BRIEF: Count lines, not occurrences: give the number of lines holding the word "solo", and nothing besides.

(Entries from a dataset)
--- begin ---
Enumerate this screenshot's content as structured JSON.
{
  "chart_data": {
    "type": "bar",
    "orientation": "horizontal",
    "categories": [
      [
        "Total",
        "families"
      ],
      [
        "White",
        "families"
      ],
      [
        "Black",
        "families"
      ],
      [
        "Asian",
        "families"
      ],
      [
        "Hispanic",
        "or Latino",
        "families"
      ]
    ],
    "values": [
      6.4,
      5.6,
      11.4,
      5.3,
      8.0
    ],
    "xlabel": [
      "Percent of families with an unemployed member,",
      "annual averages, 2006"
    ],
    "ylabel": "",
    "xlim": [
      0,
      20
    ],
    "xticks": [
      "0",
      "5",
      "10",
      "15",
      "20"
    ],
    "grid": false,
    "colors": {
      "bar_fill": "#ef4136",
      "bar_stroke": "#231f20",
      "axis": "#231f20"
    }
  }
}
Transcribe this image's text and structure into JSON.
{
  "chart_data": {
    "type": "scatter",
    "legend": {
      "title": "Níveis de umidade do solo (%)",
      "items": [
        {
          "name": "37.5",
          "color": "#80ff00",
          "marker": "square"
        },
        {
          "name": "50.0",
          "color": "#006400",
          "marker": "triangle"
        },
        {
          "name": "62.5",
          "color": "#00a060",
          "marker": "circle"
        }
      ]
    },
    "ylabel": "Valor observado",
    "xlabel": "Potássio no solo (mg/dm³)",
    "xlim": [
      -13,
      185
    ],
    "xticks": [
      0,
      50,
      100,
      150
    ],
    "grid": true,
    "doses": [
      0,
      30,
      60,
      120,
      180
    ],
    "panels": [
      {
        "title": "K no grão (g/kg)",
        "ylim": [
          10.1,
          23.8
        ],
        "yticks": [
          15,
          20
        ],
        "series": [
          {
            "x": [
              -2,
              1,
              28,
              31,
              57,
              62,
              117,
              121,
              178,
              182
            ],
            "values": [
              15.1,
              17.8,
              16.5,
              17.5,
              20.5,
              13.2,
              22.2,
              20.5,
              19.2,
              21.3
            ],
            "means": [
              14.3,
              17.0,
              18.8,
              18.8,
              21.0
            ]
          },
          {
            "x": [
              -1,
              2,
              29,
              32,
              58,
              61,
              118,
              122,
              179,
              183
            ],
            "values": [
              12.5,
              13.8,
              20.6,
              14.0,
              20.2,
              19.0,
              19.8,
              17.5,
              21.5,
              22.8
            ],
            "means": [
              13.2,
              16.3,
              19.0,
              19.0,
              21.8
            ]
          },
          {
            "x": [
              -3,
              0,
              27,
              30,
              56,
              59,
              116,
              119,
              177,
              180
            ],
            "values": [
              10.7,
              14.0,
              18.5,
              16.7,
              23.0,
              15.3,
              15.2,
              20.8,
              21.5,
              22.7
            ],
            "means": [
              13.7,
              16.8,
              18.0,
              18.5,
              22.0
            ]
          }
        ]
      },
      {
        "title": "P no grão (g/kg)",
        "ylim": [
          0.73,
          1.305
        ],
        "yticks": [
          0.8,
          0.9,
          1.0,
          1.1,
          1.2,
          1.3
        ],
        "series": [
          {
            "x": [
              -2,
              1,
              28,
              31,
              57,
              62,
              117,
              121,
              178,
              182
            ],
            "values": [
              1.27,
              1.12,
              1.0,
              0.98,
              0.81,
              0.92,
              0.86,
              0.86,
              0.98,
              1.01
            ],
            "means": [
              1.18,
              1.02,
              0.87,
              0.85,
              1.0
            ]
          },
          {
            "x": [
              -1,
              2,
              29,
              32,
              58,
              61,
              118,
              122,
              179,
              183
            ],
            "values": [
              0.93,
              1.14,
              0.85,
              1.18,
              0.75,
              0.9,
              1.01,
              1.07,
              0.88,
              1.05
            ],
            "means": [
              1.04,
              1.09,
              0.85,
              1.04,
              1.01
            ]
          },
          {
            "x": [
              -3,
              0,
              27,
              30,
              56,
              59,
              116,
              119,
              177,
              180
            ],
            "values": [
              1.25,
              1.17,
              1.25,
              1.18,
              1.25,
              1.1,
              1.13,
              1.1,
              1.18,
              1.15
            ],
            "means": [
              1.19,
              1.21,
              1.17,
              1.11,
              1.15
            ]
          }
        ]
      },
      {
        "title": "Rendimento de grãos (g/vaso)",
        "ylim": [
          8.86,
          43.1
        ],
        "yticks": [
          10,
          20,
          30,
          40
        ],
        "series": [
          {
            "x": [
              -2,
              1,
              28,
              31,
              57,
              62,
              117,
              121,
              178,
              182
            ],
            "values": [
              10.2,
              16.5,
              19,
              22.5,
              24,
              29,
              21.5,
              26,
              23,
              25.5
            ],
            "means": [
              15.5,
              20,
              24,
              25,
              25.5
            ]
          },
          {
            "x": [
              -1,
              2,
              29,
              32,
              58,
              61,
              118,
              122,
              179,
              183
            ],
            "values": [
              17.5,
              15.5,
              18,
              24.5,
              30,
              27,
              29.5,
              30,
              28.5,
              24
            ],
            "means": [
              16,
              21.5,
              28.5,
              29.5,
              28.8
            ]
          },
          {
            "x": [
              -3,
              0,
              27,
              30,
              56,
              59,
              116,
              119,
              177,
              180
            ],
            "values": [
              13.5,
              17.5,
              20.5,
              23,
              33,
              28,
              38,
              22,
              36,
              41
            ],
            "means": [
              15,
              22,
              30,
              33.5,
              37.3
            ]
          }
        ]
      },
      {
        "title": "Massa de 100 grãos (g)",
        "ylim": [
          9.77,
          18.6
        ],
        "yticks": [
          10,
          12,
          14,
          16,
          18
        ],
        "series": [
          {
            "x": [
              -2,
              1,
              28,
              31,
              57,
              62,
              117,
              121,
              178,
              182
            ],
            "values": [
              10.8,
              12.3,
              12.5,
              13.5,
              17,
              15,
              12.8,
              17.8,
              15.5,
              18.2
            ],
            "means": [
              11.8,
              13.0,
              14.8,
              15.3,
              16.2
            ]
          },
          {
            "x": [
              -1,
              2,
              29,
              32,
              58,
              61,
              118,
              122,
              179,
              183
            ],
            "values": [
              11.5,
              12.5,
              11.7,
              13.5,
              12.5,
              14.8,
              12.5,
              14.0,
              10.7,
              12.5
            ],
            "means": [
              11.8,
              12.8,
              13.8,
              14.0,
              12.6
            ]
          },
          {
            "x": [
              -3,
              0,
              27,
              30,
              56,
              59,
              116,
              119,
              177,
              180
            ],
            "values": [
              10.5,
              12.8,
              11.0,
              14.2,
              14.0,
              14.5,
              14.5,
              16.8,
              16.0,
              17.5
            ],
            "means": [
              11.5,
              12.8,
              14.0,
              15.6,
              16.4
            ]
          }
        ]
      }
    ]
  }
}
--- end ---
WORKED SOLUTION: 2